### WORK REQUIRED:
Repeat the records below exactly, leaving out any pictures.

***** EXERCISE MATERIAL *****

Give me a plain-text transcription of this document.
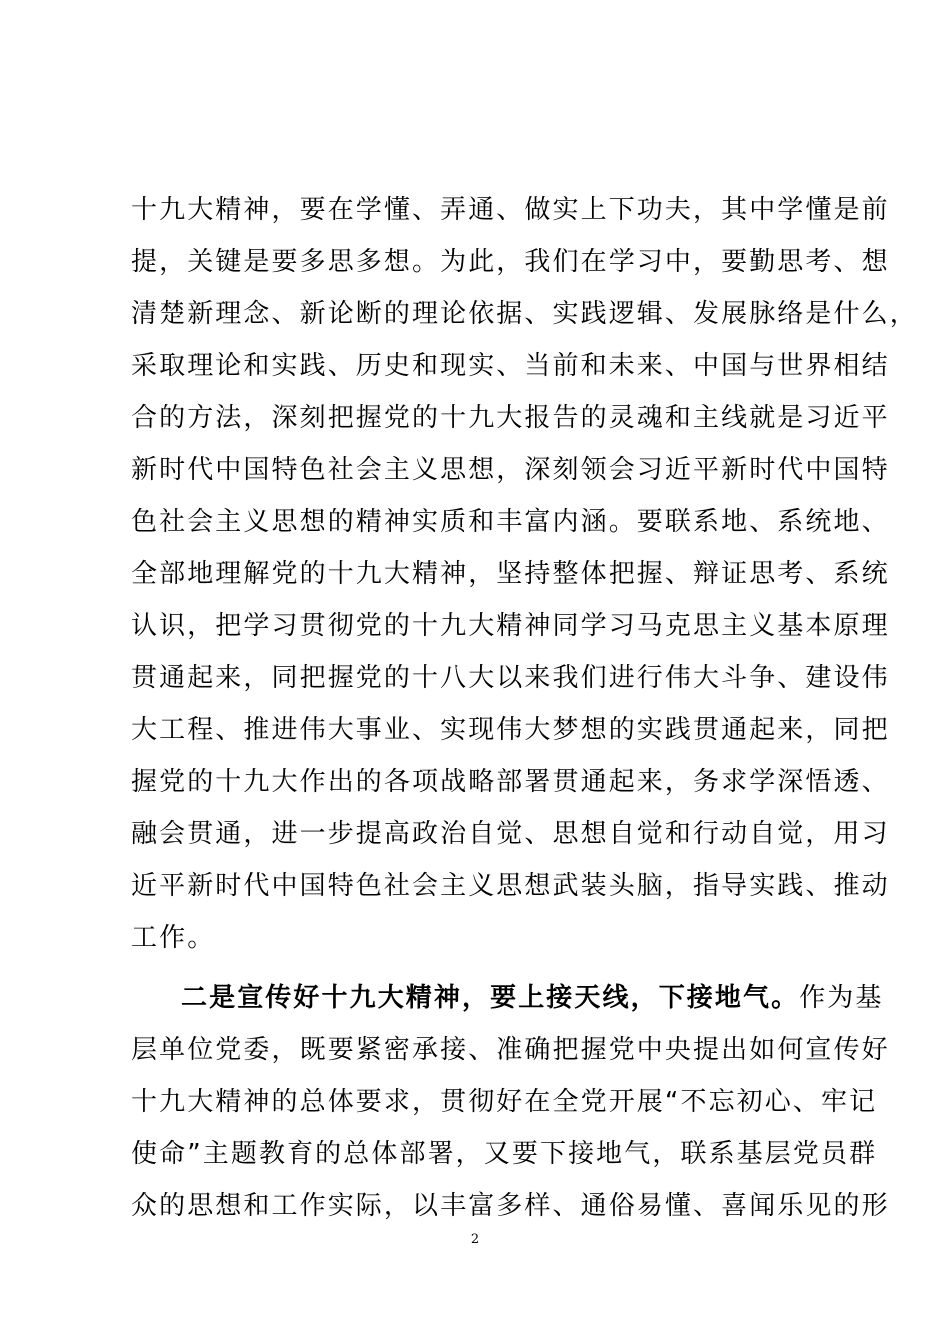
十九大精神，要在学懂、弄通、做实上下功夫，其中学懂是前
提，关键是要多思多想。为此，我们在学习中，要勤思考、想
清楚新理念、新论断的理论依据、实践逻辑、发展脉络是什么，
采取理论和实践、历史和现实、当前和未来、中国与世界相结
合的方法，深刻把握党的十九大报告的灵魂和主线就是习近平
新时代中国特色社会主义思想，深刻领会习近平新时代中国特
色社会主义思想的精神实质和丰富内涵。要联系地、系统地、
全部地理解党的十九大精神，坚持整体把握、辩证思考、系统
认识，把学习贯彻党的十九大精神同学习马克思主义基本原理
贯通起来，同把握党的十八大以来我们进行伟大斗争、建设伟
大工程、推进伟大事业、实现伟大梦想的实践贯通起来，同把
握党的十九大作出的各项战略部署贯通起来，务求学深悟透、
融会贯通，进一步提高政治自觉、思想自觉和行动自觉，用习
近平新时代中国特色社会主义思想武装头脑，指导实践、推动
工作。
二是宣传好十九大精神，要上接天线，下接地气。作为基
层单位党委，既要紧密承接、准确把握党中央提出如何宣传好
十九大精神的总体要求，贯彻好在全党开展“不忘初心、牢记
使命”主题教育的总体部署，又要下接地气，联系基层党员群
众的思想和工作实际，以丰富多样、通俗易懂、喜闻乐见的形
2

*****

### ANSWER TO THE TASK:
Give me a plain-text transcription of this document.
十九大精神，要在学懂、弄通、做实上下功夫，其中学懂是前
提，关键是要多思多想。为此，我们在学习中，要勤思考、想
清楚新理念、新论断的理论依据、实践逻辑、发展脉络是什么，
采取理论和实践、历史和现实、当前和未来、中国与世界相结
合的方法，深刻把握党的十九大报告的灵魂和主线就是习近平
新时代中国特色社会主义思想，深刻领会习近平新时代中国特
色社会主义思想的精神实质和丰富内涵。要联系地、系统地、
全部地理解党的十九大精神，坚持整体把握、辩证思考、系统
认识，把学习贯彻党的十九大精神同学习马克思主义基本原理
贯通起来，同把握党的十八大以来我们进行伟大斗争、建设伟
大工程、推进伟大事业、实现伟大梦想的实践贯通起来，同把
握党的十九大作出的各项战略部署贯通起来，务求学深悟透、
融会贯通，进一步提高政治自觉、思想自觉和行动自觉，用习
近平新时代中国特色社会主义思想武装头脑，指导实践、推动
工作。
二是宣传好十九大精神，要上接天线，下接地气。作为基
层单位党委，既要紧密承接、准确把握党中央提出如何宣传好
十九大精神的总体要求，贯彻好在全党开展“不忘初心、牢记
使命”主题教育的总体部署，又要下接地气，联系基层党员群
众的思想和工作实际，以丰富多样、通俗易懂、喜闻乐见的形
2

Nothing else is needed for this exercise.